THE TASK: Hunt for the word "Búsquedas" across the entries below, copying each line that holds it.

LISTING:
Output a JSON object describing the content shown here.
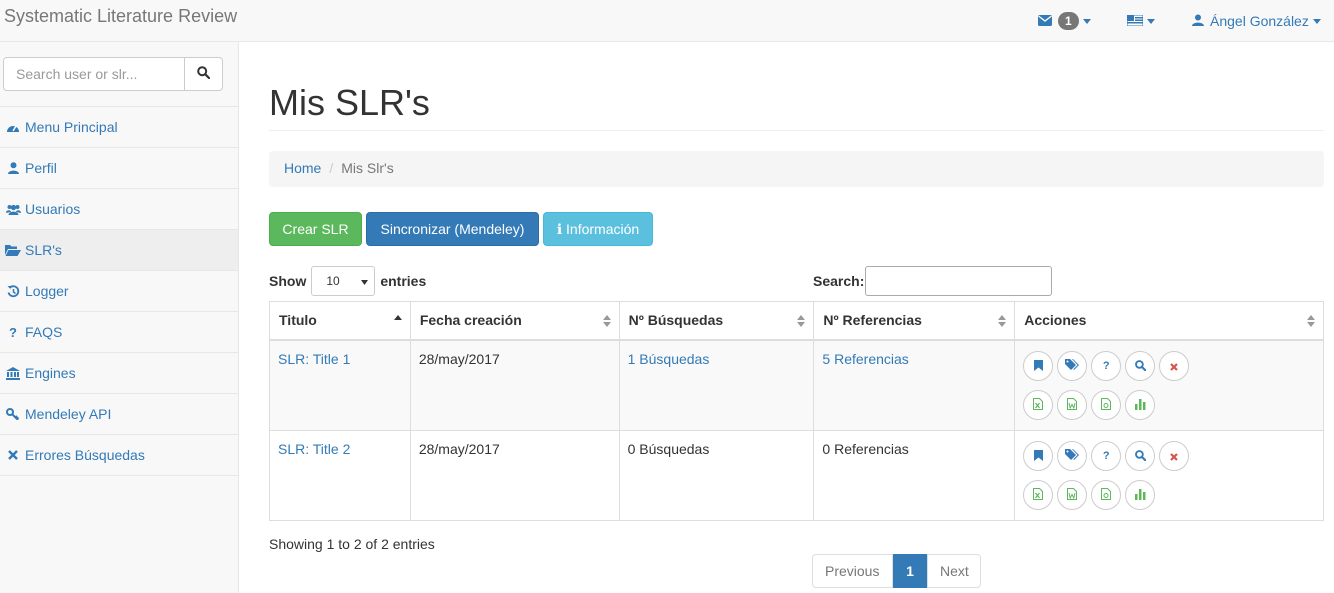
{
  "app": {
    "title": "Systematic Literature Review"
  },
  "navbar": {
    "message_count": "1",
    "user_name": "Ángel González"
  },
  "sidebar": {
    "search_placeholder": "Search user or slr...",
    "items": [
      {
        "label": "Menu Principal",
        "icon": "dashboard-icon"
      },
      {
        "label": "Perfil",
        "icon": "user-icon"
      },
      {
        "label": "Usuarios",
        "icon": "users-icon"
      },
      {
        "label": "SLR's",
        "icon": "folder-open-icon"
      },
      {
        "label": "Logger",
        "icon": "history-icon"
      },
      {
        "label": "FAQS",
        "icon": "question-icon"
      },
      {
        "label": "Engines",
        "icon": "bank-icon"
      },
      {
        "label": "Mendeley API",
        "icon": "key-icon"
      },
      {
        "label": "Errores Búsquedas",
        "icon": "times-icon"
      }
    ]
  },
  "page": {
    "title": "Mis SLR's",
    "breadcrumb": {
      "home": "Home",
      "current": "Mis Slr's"
    },
    "buttons": {
      "create": "Crear SLR",
      "sync": "Sincronizar (Mendeley)",
      "info": "ℹ Información"
    }
  },
  "table": {
    "show_label": "Show",
    "length_value": "10",
    "entries_label": "entries",
    "search_label": "Search:",
    "headers": [
      "Titulo",
      "Fecha creación",
      "Nº Búsquedas",
      "Nº Referencias",
      "Acciones"
    ],
    "rows": [
      {
        "title": "SLR: Title 1",
        "date": "28/may/2017",
        "searches": "1 Búsquedas",
        "references": "5 Referencias"
      },
      {
        "title": "SLR: Title 2",
        "date": "28/may/2017",
        "searches": "0 Búsquedas",
        "references": "0 Referencias"
      }
    ],
    "info": "Showing 1 to 2 of 2 entries",
    "pagination": {
      "previous": "Previous",
      "current": "1",
      "next": "Next"
    }
  },
  "colors": {
    "primary": "#337ab7",
    "success": "#5cb85c",
    "info": "#5bc0de",
    "danger": "#d9534f"
  }
}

TASK SOLUTION:
        "label": "Errores Búsquedas",
      "Nº Búsquedas",
        "searches": "1 Búsquedas",
        "searches": "0 Búsquedas",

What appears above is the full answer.